**WHAT THIS TASK INVOLVES**
Start at the first row and stop after the line that contains "x-tick-label: 01/02 [123,565,136,597]", including both ends. Rewrite those rows with every "left-tick-label" changed to "y-tick-label" and nothing else altered.

**STORED DATA**
────────────────────

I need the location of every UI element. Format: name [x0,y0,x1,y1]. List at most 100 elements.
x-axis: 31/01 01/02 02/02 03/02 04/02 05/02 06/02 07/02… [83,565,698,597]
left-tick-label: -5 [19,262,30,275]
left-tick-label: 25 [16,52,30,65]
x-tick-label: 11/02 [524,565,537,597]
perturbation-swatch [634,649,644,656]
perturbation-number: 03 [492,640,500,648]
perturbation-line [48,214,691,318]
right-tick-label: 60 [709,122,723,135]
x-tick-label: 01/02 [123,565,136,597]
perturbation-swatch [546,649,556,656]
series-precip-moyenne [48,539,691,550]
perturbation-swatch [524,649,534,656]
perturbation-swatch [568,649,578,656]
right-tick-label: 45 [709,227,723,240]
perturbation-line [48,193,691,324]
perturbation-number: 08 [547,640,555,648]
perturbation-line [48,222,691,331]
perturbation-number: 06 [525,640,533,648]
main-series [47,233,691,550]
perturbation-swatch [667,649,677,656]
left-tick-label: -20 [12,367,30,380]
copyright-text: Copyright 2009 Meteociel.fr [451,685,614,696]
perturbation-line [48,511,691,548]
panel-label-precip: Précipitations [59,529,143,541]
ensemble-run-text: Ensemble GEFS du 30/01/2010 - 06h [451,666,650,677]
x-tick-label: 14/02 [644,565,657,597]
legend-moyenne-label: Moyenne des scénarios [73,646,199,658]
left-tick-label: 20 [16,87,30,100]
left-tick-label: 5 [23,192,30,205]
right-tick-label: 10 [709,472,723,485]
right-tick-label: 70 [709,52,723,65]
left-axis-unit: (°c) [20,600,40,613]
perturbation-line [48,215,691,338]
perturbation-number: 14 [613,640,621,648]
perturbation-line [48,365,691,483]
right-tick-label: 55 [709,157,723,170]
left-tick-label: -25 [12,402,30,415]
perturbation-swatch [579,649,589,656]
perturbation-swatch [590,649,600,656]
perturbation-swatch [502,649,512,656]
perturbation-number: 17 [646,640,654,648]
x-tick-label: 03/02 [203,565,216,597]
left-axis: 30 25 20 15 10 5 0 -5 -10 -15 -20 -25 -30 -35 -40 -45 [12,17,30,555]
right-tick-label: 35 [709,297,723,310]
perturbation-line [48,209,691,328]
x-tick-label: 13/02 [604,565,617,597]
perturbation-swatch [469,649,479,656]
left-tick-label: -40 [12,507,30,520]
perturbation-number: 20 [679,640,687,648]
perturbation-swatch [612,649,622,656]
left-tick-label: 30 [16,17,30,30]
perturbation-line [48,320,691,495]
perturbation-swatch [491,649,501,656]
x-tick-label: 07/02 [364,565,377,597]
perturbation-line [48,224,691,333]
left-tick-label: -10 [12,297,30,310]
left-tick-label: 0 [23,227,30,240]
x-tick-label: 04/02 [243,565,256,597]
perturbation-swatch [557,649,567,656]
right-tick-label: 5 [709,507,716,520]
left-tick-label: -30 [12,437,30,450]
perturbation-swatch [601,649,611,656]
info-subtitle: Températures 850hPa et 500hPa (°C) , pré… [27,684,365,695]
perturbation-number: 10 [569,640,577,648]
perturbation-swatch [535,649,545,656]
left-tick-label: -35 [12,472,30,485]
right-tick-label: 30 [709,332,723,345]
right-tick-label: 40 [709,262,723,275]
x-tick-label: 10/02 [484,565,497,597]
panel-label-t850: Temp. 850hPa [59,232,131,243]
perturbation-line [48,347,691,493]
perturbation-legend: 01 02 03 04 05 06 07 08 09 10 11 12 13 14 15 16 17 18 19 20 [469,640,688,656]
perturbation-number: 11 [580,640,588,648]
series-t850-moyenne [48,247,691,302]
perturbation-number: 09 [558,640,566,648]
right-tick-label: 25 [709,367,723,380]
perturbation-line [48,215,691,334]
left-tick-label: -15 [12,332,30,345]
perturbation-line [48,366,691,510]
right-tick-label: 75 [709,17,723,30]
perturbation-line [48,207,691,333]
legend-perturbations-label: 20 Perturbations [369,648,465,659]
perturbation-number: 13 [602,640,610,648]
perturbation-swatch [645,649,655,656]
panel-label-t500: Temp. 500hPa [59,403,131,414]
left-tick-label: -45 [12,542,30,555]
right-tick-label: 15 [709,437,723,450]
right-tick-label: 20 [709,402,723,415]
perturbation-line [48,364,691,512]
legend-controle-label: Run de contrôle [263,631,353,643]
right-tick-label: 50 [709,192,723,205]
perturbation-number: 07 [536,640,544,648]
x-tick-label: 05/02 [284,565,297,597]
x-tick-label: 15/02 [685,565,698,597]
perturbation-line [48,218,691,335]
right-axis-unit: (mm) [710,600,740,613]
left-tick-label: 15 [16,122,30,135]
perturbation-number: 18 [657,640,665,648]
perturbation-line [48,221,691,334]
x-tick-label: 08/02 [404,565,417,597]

────────────────────

**THE RESPONSE**
I need the location of every UI element. Format: name [x0,y0,x1,y1]. List at most 100 elements.
x-axis: 31/01 01/02 02/02 03/02 04/02 05/02 06/02 07/02… [83,565,698,597]
y-tick-label: -5 [19,262,30,275]
y-tick-label: 25 [16,52,30,65]
x-tick-label: 11/02 [524,565,537,597]
perturbation-swatch [634,649,644,656]
perturbation-number: 03 [492,640,500,648]
perturbation-line [48,214,691,318]
right-tick-label: 60 [709,122,723,135]
x-tick-label: 01/02 [123,565,136,597]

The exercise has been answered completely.